● **WHAT IS NEEDED**
Pull out every line below containing the word "SDTVAR".

**** EXCERPTED RECORDS

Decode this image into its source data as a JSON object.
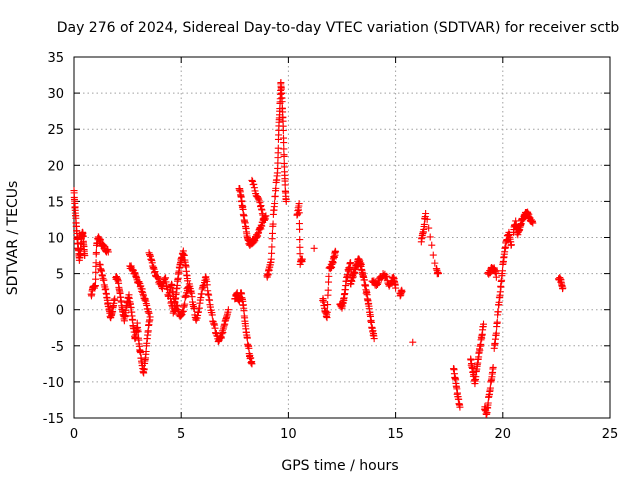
{
  "chart_data": {
    "type": "scatter",
    "title": "Day 276 of 2024, Sidereal Day-to-day VTEC variation (SDTVAR) for receiver sctb",
    "xlabel": "GPS time / hours",
    "ylabel": "SDTVAR / TECUs",
    "xlim": [
      0,
      25
    ],
    "ylim": [
      -15,
      35
    ],
    "xticks": [
      0,
      5,
      10,
      15,
      20,
      25
    ],
    "yticks": [
      -15,
      -10,
      -5,
      0,
      5,
      10,
      15,
      20,
      25,
      30,
      35
    ],
    "grid": true,
    "marker": "+",
    "color": "#ff0000",
    "series": [
      {
        "name": "sctb",
        "tracks": [
          [
            [
              0.0,
              16.5
            ],
            [
              0.05,
              14.0
            ],
            [
              0.1,
              12.0
            ],
            [
              0.15,
              10.0
            ],
            [
              0.2,
              8.5
            ],
            [
              0.25,
              7.0
            ],
            [
              0.3,
              8.0
            ],
            [
              0.35,
              10.0
            ],
            [
              0.4,
              11.0
            ],
            [
              0.45,
              9.0
            ],
            [
              0.5,
              7.5
            ]
          ],
          [
            [
              0.8,
              2.0
            ],
            [
              0.9,
              3.0
            ],
            [
              1.0,
              3.5
            ],
            [
              1.05,
              9.0
            ],
            [
              1.15,
              10.0
            ],
            [
              1.3,
              9.0
            ],
            [
              1.45,
              8.5
            ],
            [
              1.6,
              8.0
            ]
          ],
          [
            [
              1.2,
              6.5
            ],
            [
              1.35,
              4.5
            ],
            [
              1.5,
              2.5
            ],
            [
              1.6,
              0.5
            ],
            [
              1.7,
              -1.0
            ],
            [
              1.8,
              0.0
            ],
            [
              1.9,
              1.5
            ]
          ],
          [
            [
              1.95,
              4.5
            ],
            [
              2.05,
              4.0
            ],
            [
              2.15,
              2.0
            ],
            [
              2.25,
              0.0
            ],
            [
              2.35,
              -1.5
            ],
            [
              2.45,
              0.5
            ],
            [
              2.55,
              2.0
            ],
            [
              2.65,
              0.5
            ],
            [
              2.75,
              -2.0
            ],
            [
              2.85,
              -4.0
            ],
            [
              2.95,
              -2.0
            ],
            [
              3.05,
              -5.0
            ],
            [
              3.15,
              -7.0
            ],
            [
              3.25,
              -9.0
            ],
            [
              3.35,
              -6.0
            ],
            [
              3.45,
              -3.0
            ],
            [
              3.55,
              -1.0
            ]
          ],
          [
            [
              2.6,
              6.0
            ],
            [
              2.75,
              5.5
            ],
            [
              2.9,
              4.5
            ],
            [
              3.05,
              3.5
            ],
            [
              3.2,
              2.5
            ],
            [
              3.35,
              1.0
            ],
            [
              3.5,
              -0.5
            ]
          ],
          [
            [
              3.5,
              8.0
            ],
            [
              3.65,
              6.5
            ],
            [
              3.8,
              5.0
            ],
            [
              3.95,
              4.0
            ],
            [
              4.1,
              3.0
            ],
            [
              4.25,
              4.5
            ],
            [
              4.4,
              2.0
            ],
            [
              4.55,
              3.5
            ],
            [
              4.7,
              1.0
            ],
            [
              4.8,
              3.0
            ],
            [
              4.9,
              5.5
            ],
            [
              5.0,
              7.0
            ],
            [
              5.1,
              8.0
            ],
            [
              5.2,
              6.5
            ],
            [
              5.3,
              4.0
            ]
          ],
          [
            [
              4.5,
              1.5
            ],
            [
              4.65,
              -0.5
            ],
            [
              4.8,
              0.5
            ],
            [
              4.95,
              -1.0
            ],
            [
              5.1,
              0.0
            ],
            [
              5.25,
              2.5
            ],
            [
              5.4,
              3.5
            ],
            [
              5.55,
              1.0
            ],
            [
              5.7,
              -1.5
            ],
            [
              5.85,
              0.5
            ],
            [
              6.0,
              3.0
            ],
            [
              6.15,
              4.5
            ],
            [
              6.3,
              1.5
            ],
            [
              6.45,
              -1.0
            ],
            [
              6.6,
              -3.0
            ],
            [
              6.75,
              -4.5
            ],
            [
              6.9,
              -3.5
            ],
            [
              7.05,
              -1.5
            ],
            [
              7.2,
              0.0
            ]
          ],
          [
            [
              7.5,
              1.5
            ],
            [
              7.6,
              2.5
            ],
            [
              7.7,
              1.0
            ],
            [
              7.8,
              2.5
            ],
            [
              7.9,
              0.5
            ],
            [
              8.0,
              -2.5
            ],
            [
              8.1,
              -4.5
            ],
            [
              8.2,
              -6.5
            ],
            [
              8.3,
              -7.5
            ]
          ],
          [
            [
              7.7,
              17.0
            ],
            [
              7.8,
              15.5
            ],
            [
              7.9,
              13.5
            ],
            [
              8.0,
              11.5
            ],
            [
              8.1,
              10.0
            ],
            [
              8.2,
              9.0
            ],
            [
              8.35,
              9.5
            ],
            [
              8.5,
              10.0
            ],
            [
              8.65,
              11.0
            ],
            [
              8.8,
              12.0
            ],
            [
              8.95,
              13.0
            ]
          ],
          [
            [
              8.3,
              18.0
            ],
            [
              8.5,
              16.0
            ],
            [
              8.7,
              14.5
            ],
            [
              8.85,
              12.5
            ]
          ],
          [
            [
              9.0,
              4.5
            ],
            [
              9.1,
              5.5
            ],
            [
              9.2,
              7.0
            ],
            [
              9.3,
              13.0
            ],
            [
              9.4,
              16.5
            ],
            [
              9.5,
              19.5
            ],
            [
              9.55,
              25.0
            ],
            [
              9.6,
              28.0
            ],
            [
              9.65,
              31.5
            ],
            [
              9.7,
              29.0
            ],
            [
              9.75,
              26.0
            ],
            [
              9.8,
              21.0
            ],
            [
              9.85,
              17.0
            ],
            [
              9.9,
              15.0
            ]
          ],
          [
            [
              10.4,
              13.0
            ],
            [
              10.5,
              14.5
            ],
            [
              10.55,
              6.5
            ],
            [
              10.65,
              7.0
            ]
          ],
          [
            [
              11.2,
              8.5
            ]
          ],
          [
            [
              11.6,
              1.5
            ],
            [
              11.7,
              0.0
            ],
            [
              11.8,
              -1.0
            ],
            [
              11.9,
              5.5
            ],
            [
              12.0,
              6.0
            ],
            [
              12.1,
              7.0
            ],
            [
              12.2,
              8.0
            ]
          ],
          [
            [
              12.4,
              1.0
            ],
            [
              12.5,
              0.5
            ],
            [
              12.6,
              1.5
            ],
            [
              12.7,
              4.0
            ],
            [
              12.8,
              5.5
            ],
            [
              12.9,
              6.5
            ]
          ],
          [
            [
              12.9,
              3.5
            ],
            [
              13.0,
              4.5
            ],
            [
              13.1,
              5.5
            ],
            [
              13.2,
              6.5
            ],
            [
              13.3,
              7.0
            ],
            [
              13.4,
              6.0
            ],
            [
              13.5,
              4.5
            ],
            [
              13.6,
              3.0
            ],
            [
              13.7,
              1.5
            ],
            [
              13.8,
              -0.5
            ],
            [
              13.9,
              -2.5
            ],
            [
              14.0,
              -4.0
            ]
          ],
          [
            [
              13.9,
              4.0
            ],
            [
              14.1,
              3.5
            ],
            [
              14.3,
              4.5
            ],
            [
              14.5,
              5.0
            ],
            [
              14.7,
              3.5
            ],
            [
              14.9,
              4.5
            ],
            [
              15.0,
              3.0
            ]
          ],
          [
            [
              15.2,
              2.0
            ],
            [
              15.3,
              2.5
            ]
          ],
          [
            [
              15.8,
              -4.5
            ]
          ],
          [
            [
              16.2,
              9.5
            ],
            [
              16.3,
              11.0
            ],
            [
              16.4,
              13.5
            ],
            [
              16.9,
              5.5
            ],
            [
              17.0,
              5.0
            ]
          ],
          [
            [
              17.7,
              -8.0
            ],
            [
              17.8,
              -10.0
            ],
            [
              17.9,
              -12.0
            ],
            [
              18.0,
              -13.5
            ]
          ],
          [
            [
              18.5,
              -7.0
            ],
            [
              18.6,
              -8.5
            ],
            [
              18.7,
              -10.0
            ],
            [
              18.8,
              -8.0
            ],
            [
              18.9,
              -6.0
            ],
            [
              19.0,
              -4.0
            ],
            [
              19.1,
              -2.0
            ]
          ],
          [
            [
              19.15,
              -13.5
            ],
            [
              19.25,
              -14.5
            ],
            [
              19.35,
              -12.0
            ],
            [
              19.45,
              -10.0
            ],
            [
              19.55,
              -8.0
            ]
          ],
          [
            [
              19.3,
              5.0
            ],
            [
              19.45,
              5.5
            ],
            [
              19.6,
              6.0
            ],
            [
              19.7,
              4.5
            ]
          ],
          [
            [
              19.6,
              -5.5
            ],
            [
              19.7,
              -3.0
            ],
            [
              19.8,
              0.5
            ],
            [
              19.9,
              3.0
            ],
            [
              20.0,
              6.0
            ],
            [
              20.1,
              8.5
            ],
            [
              20.2,
              10.0
            ],
            [
              20.3,
              10.5
            ],
            [
              20.4,
              9.0
            ]
          ],
          [
            [
              20.5,
              11.0
            ],
            [
              20.6,
              12.0
            ],
            [
              20.7,
              10.5
            ],
            [
              20.8,
              11.5
            ],
            [
              20.9,
              12.5
            ],
            [
              21.0,
              13.0
            ],
            [
              21.1,
              13.5
            ],
            [
              21.2,
              13.0
            ],
            [
              21.3,
              12.5
            ],
            [
              21.4,
              12.0
            ]
          ],
          [
            [
              22.6,
              4.5
            ],
            [
              22.7,
              4.0
            ],
            [
              22.8,
              3.0
            ]
          ]
        ]
      }
    ]
  }
}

********

● **RESULT**
    "title": "Day 276 of 2024, Sidereal Day-to-day VTEC variation (SDTVAR) for receiver sctb",
    "ylabel": "SDTVAR / TECUs",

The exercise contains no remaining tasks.